**PROBLEM REQUIREMENTS**:
Restate the material word for word and leave out anything that is a picture.

**INFORMATION SHOWN**:
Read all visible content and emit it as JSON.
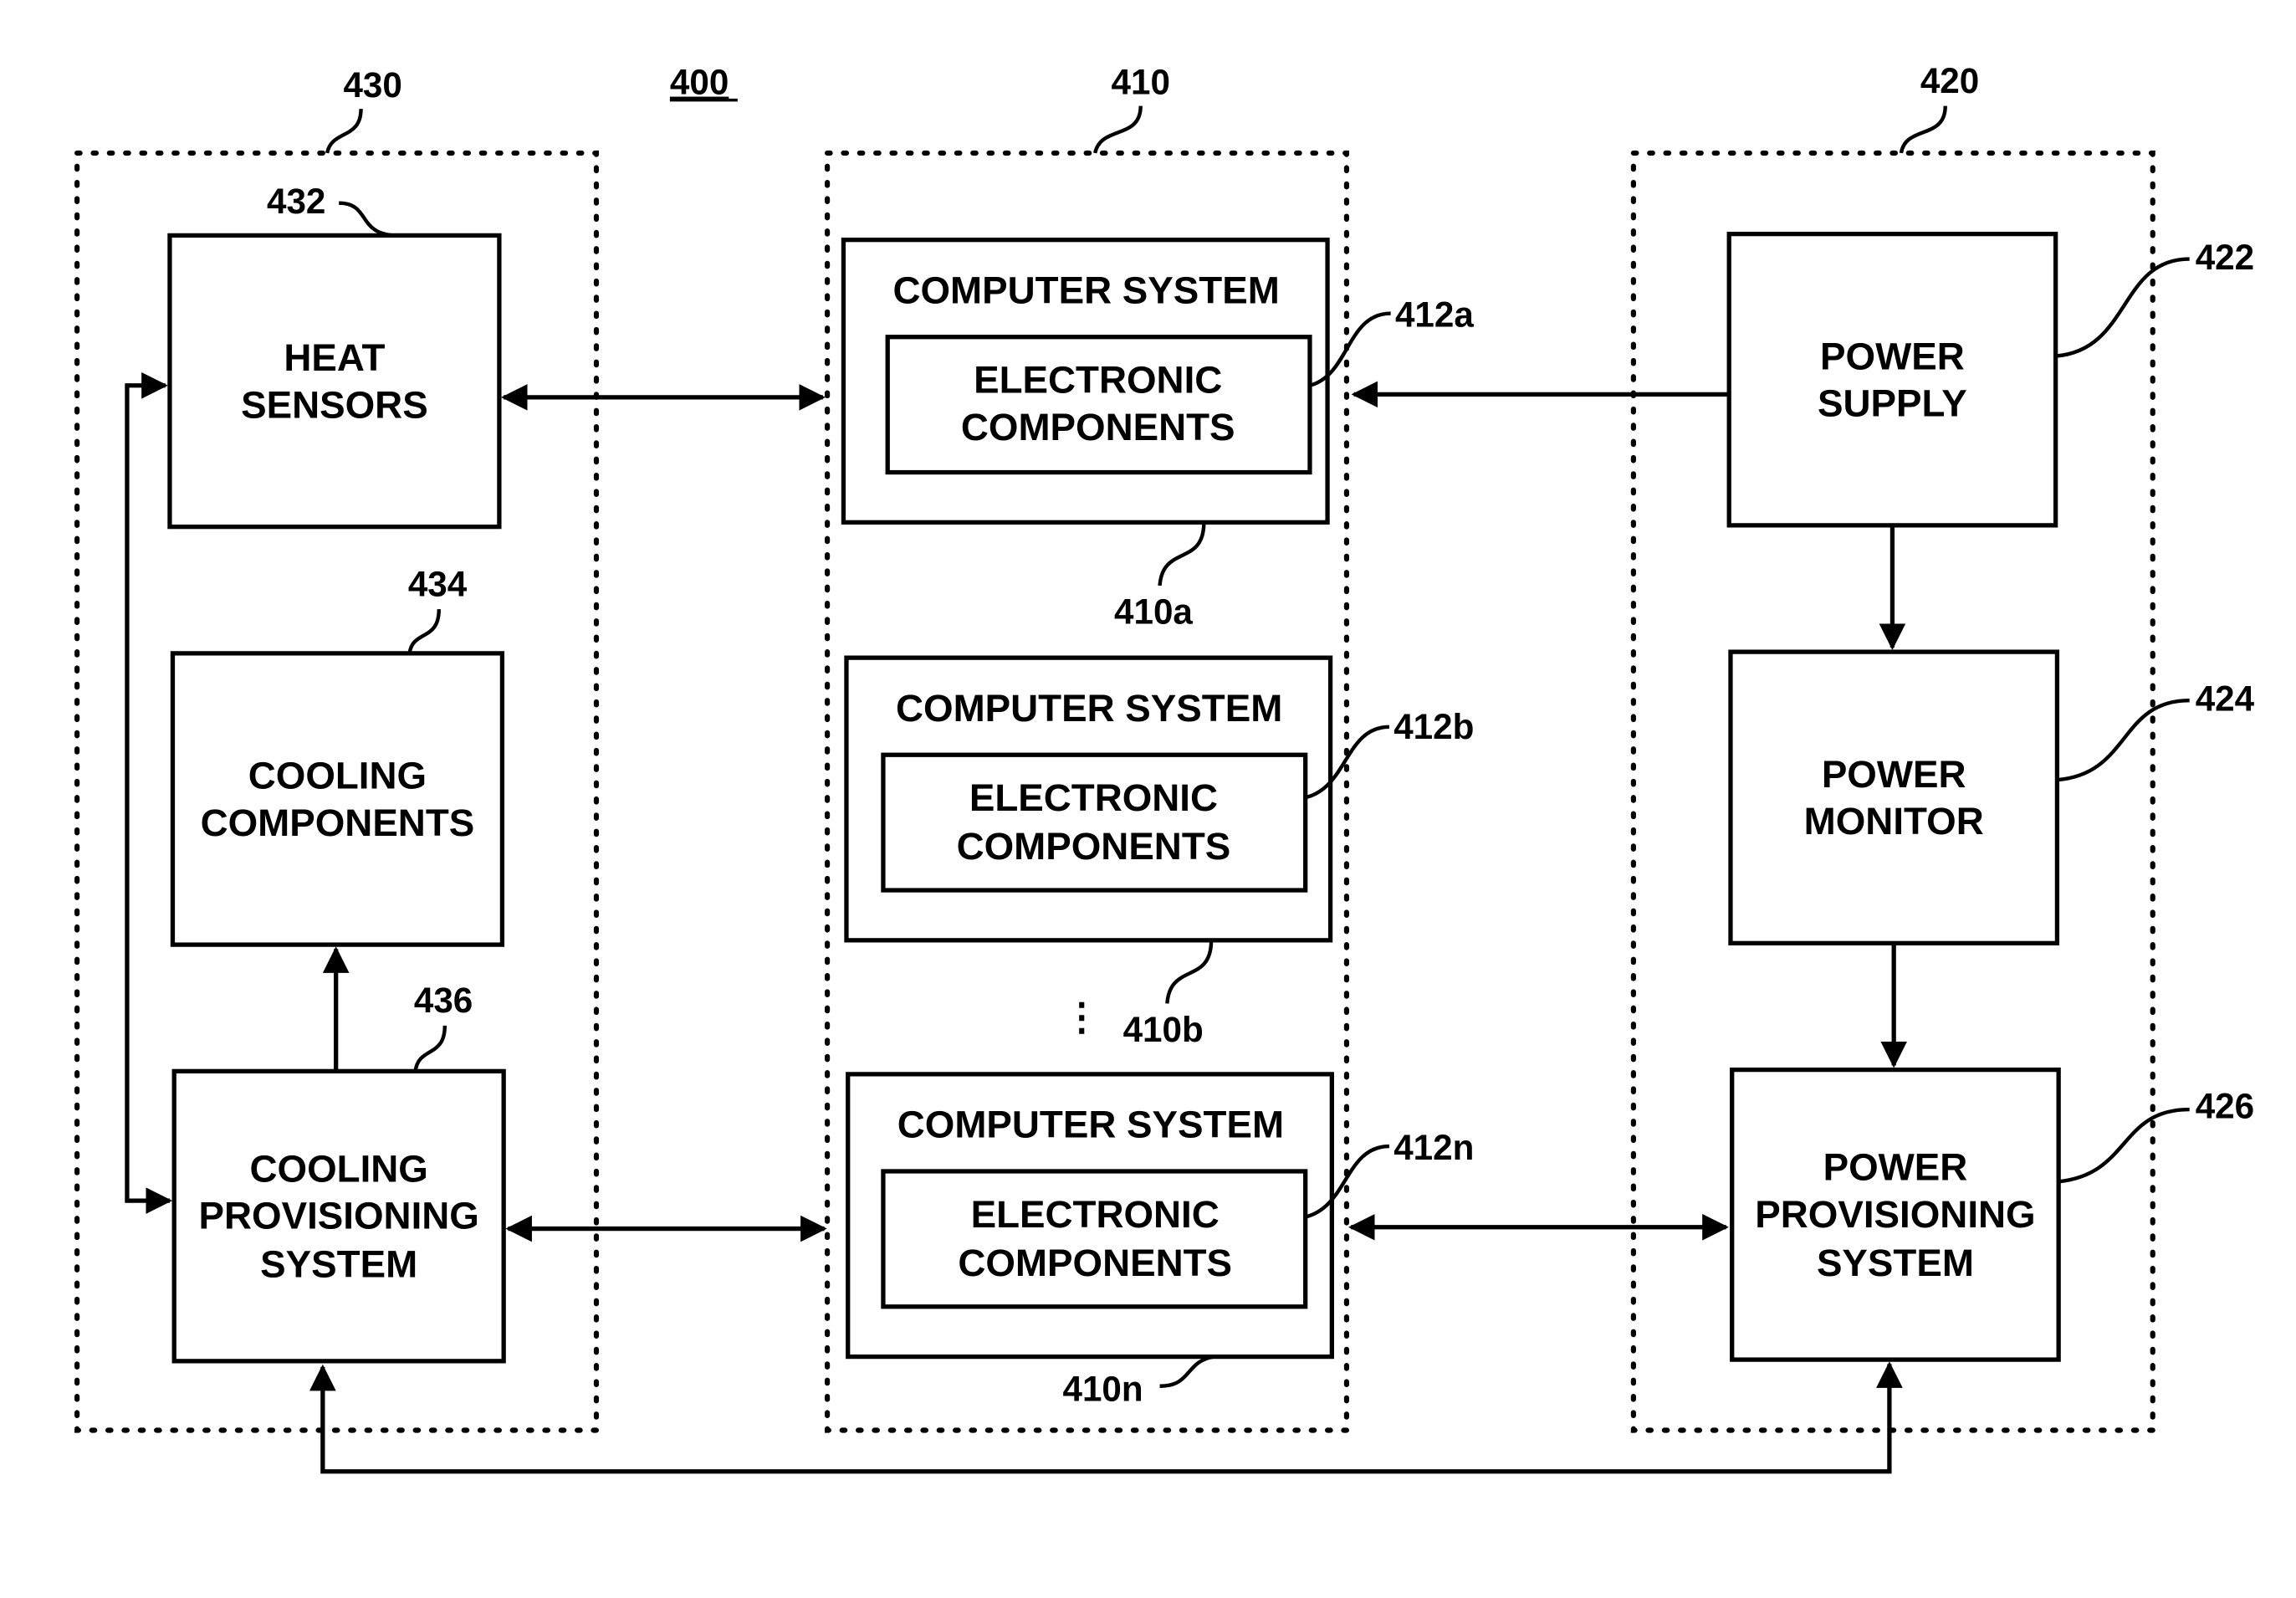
{
  "figure": {
    "figure_number": "400",
    "colors": {
      "stroke": "#000000",
      "background": "#ffffff"
    }
  },
  "groups": {
    "cooling": {
      "ref": "430"
    },
    "computers": {
      "ref": "410"
    },
    "power": {
      "ref": "420"
    }
  },
  "blocks": {
    "heat_sensors": {
      "ref": "432",
      "lines": [
        "HEAT",
        "SENSORS"
      ]
    },
    "cooling_components": {
      "ref": "434",
      "lines": [
        "COOLING",
        "COMPONENTS"
      ]
    },
    "cooling_provisioning": {
      "ref": "436",
      "lines": [
        "COOLING",
        "PROVISIONING",
        "SYSTEM"
      ]
    },
    "power_supply": {
      "ref": "422",
      "lines": [
        "POWER",
        "SUPPLY"
      ]
    },
    "power_monitor": {
      "ref": "424",
      "lines": [
        "POWER",
        "MONITOR"
      ]
    },
    "power_provisioning": {
      "ref": "426",
      "lines": [
        "POWER",
        "PROVISIONING",
        "SYSTEM"
      ]
    }
  },
  "computer_systems": [
    {
      "ref": "410a",
      "title": "COMPUTER SYSTEM",
      "inner_ref": "412a",
      "inner_lines": [
        "ELECTRONIC",
        "COMPONENTS"
      ]
    },
    {
      "ref": "410b",
      "title": "COMPUTER SYSTEM",
      "inner_ref": "412b",
      "inner_lines": [
        "ELECTRONIC",
        "COMPONENTS"
      ]
    },
    {
      "ref": "410n",
      "title": "COMPUTER SYSTEM",
      "inner_ref": "412n",
      "inner_lines": [
        "ELECTRONIC",
        "COMPONENTS"
      ]
    }
  ],
  "ellipsis": "⋮"
}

**FULL OUTPUT**:
Read all visible content and emit it as JSON.
{
  "figure": {
    "figure_number": "400",
    "colors": {
      "stroke": "#000000",
      "background": "#ffffff"
    }
  },
  "groups": {
    "cooling": {
      "ref": "430"
    },
    "computers": {
      "ref": "410"
    },
    "power": {
      "ref": "420"
    }
  },
  "blocks": {
    "heat_sensors": {
      "ref": "432",
      "lines": [
        "HEAT",
        "SENSORS"
      ]
    },
    "cooling_components": {
      "ref": "434",
      "lines": [
        "COOLING",
        "COMPONENTS"
      ]
    },
    "cooling_provisioning": {
      "ref": "436",
      "lines": [
        "COOLING",
        "PROVISIONING",
        "SYSTEM"
      ]
    },
    "power_supply": {
      "ref": "422",
      "lines": [
        "POWER",
        "SUPPLY"
      ]
    },
    "power_monitor": {
      "ref": "424",
      "lines": [
        "POWER",
        "MONITOR"
      ]
    },
    "power_provisioning": {
      "ref": "426",
      "lines": [
        "POWER",
        "PROVISIONING",
        "SYSTEM"
      ]
    }
  },
  "computer_systems": [
    {
      "ref": "410a",
      "title": "COMPUTER SYSTEM",
      "inner_ref": "412a",
      "inner_lines": [
        "ELECTRONIC",
        "COMPONENTS"
      ]
    },
    {
      "ref": "410b",
      "title": "COMPUTER SYSTEM",
      "inner_ref": "412b",
      "inner_lines": [
        "ELECTRONIC",
        "COMPONENTS"
      ]
    },
    {
      "ref": "410n",
      "title": "COMPUTER SYSTEM",
      "inner_ref": "412n",
      "inner_lines": [
        "ELECTRONIC",
        "COMPONENTS"
      ]
    }
  ],
  "ellipsis": "⋮"
}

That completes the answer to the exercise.